───── RECORD EXCERPTS ─────
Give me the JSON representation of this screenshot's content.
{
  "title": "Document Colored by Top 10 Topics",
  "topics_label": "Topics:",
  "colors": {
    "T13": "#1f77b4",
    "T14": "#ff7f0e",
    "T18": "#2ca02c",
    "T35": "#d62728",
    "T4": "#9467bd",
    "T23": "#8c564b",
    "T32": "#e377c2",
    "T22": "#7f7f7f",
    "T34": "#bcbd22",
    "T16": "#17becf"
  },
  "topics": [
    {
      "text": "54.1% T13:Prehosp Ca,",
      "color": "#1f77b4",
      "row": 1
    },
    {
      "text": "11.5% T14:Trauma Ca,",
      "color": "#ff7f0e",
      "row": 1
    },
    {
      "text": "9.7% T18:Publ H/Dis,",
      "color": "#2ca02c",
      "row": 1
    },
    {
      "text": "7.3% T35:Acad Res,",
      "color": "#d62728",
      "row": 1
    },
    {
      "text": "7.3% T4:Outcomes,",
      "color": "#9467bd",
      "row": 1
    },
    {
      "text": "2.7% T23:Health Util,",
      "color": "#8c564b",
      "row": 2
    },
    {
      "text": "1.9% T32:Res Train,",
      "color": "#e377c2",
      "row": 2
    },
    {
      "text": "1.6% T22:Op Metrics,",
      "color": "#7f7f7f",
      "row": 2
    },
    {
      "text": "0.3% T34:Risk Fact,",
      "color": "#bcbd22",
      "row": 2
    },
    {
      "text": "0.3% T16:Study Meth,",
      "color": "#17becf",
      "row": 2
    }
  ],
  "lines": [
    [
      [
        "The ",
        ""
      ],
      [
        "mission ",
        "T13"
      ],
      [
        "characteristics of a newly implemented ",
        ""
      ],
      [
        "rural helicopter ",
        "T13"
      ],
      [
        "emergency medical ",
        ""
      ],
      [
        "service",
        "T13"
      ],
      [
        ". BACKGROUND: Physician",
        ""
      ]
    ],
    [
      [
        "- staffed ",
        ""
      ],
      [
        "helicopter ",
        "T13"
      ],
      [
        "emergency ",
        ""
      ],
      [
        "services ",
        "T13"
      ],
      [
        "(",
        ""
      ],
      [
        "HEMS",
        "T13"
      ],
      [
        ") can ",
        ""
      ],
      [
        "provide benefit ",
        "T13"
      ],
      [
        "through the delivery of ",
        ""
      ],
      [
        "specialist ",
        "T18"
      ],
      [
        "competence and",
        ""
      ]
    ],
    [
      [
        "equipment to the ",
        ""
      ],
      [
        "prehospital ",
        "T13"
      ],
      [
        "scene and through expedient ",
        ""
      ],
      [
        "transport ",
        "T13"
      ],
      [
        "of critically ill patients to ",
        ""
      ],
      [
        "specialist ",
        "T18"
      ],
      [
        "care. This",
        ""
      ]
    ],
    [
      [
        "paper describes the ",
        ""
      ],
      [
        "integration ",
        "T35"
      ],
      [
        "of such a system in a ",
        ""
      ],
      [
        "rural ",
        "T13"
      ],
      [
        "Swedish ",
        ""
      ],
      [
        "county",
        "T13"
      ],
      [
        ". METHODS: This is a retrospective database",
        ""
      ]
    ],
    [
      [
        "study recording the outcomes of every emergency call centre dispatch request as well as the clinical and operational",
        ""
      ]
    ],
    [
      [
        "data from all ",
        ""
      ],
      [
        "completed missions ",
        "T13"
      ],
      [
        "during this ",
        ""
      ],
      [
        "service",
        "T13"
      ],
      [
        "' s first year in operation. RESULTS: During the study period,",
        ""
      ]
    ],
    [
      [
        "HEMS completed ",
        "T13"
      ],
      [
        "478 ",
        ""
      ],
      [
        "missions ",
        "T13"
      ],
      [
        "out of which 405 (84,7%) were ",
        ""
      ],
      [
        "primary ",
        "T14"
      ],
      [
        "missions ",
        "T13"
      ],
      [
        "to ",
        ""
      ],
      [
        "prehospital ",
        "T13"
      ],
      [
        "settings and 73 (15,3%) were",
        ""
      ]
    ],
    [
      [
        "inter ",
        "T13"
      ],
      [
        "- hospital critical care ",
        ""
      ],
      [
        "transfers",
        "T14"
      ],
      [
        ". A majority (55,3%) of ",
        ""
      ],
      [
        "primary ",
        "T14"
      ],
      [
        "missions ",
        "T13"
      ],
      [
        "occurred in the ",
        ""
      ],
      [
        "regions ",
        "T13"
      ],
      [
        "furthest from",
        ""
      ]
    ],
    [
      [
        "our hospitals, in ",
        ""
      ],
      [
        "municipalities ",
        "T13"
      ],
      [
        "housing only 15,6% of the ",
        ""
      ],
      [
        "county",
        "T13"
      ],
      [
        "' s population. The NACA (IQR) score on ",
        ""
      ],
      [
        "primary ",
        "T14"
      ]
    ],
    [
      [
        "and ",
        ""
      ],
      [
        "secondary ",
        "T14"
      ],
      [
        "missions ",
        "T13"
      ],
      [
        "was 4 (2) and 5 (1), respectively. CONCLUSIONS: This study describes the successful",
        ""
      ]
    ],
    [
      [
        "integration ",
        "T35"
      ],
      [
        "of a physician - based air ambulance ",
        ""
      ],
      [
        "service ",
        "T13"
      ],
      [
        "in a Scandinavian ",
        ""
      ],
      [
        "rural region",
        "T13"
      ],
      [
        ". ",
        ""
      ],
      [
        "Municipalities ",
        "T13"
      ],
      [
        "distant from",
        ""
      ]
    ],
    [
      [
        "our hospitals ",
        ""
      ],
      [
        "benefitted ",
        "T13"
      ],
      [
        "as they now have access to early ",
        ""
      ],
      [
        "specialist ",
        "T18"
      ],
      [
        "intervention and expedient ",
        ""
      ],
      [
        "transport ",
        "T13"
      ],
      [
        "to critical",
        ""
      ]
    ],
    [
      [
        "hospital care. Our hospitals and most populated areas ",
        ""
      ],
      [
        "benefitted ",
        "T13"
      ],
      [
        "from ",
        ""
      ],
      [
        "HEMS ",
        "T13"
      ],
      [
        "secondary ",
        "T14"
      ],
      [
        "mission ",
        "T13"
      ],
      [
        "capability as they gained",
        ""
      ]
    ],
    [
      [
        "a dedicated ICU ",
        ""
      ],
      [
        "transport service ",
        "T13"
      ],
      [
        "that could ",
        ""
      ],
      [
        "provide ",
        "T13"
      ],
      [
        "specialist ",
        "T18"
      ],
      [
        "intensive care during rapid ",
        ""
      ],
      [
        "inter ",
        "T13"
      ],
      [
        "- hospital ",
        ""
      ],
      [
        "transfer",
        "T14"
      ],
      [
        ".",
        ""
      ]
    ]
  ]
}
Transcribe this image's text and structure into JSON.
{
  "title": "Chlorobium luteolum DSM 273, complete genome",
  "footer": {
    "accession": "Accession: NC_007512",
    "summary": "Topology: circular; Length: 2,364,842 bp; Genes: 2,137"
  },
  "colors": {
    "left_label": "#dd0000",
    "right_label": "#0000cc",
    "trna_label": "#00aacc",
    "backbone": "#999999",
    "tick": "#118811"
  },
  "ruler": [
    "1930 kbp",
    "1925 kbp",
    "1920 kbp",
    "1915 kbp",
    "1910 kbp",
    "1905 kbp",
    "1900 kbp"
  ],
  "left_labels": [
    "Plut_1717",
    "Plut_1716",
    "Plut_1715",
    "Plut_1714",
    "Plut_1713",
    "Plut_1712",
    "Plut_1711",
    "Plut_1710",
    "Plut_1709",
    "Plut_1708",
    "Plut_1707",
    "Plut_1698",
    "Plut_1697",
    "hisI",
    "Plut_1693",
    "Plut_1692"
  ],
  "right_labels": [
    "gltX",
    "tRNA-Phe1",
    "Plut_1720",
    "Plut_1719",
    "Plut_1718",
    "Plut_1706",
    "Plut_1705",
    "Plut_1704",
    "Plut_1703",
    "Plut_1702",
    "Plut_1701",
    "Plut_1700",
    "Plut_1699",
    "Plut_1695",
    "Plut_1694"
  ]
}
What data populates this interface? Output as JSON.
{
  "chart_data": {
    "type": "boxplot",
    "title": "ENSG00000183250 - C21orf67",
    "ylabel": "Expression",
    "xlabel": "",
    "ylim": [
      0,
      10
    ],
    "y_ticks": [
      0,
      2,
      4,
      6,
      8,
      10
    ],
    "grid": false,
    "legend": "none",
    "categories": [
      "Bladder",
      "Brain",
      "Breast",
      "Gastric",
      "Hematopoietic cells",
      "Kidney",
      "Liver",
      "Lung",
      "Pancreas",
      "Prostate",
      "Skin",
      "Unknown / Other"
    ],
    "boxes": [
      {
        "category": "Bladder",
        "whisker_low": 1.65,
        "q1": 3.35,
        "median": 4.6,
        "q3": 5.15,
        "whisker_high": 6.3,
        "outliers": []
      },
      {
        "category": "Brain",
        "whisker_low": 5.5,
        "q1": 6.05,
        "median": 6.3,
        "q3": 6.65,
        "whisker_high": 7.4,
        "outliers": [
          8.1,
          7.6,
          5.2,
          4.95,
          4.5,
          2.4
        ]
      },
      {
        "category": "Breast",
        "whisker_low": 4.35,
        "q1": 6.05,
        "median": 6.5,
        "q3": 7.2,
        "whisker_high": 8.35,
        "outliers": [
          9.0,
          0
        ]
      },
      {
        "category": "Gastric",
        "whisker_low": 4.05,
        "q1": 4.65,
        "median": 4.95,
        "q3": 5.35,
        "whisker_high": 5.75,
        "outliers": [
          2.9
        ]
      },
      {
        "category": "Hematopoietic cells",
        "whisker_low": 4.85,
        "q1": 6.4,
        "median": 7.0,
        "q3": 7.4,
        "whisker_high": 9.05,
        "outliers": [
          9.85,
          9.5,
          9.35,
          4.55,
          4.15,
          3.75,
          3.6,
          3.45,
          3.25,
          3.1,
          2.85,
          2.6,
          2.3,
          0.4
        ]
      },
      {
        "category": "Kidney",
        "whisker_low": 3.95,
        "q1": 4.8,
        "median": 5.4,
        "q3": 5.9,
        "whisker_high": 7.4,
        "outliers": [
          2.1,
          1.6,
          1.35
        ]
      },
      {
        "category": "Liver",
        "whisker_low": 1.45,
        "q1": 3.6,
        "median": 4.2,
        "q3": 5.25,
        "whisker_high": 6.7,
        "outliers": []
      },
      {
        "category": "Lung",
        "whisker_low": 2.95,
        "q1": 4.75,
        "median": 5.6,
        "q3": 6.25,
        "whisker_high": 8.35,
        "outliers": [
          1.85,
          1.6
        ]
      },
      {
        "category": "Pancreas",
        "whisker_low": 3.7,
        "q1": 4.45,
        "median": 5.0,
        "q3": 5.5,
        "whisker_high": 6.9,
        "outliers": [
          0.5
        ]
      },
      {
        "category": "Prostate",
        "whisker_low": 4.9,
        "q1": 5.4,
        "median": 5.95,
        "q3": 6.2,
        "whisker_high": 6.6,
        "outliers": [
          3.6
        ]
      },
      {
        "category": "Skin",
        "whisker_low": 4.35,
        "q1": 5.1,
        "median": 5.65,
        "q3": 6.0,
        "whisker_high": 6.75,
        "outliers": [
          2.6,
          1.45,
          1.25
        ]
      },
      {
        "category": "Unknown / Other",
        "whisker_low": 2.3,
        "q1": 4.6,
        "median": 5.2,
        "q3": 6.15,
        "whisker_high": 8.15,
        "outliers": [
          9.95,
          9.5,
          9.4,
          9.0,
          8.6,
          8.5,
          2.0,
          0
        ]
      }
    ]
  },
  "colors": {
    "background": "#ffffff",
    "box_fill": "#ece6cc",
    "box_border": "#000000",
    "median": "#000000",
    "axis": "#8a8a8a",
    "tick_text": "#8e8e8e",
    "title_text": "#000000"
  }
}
─────
▸ WHAT TO PRODUCE: Scan the data above for the string "were" and copy each line where it appears.

▸ EXPECTED ANSWER:
        "out of which 405 (84,7%) were ",
        "settings and 73 (15,3%) were",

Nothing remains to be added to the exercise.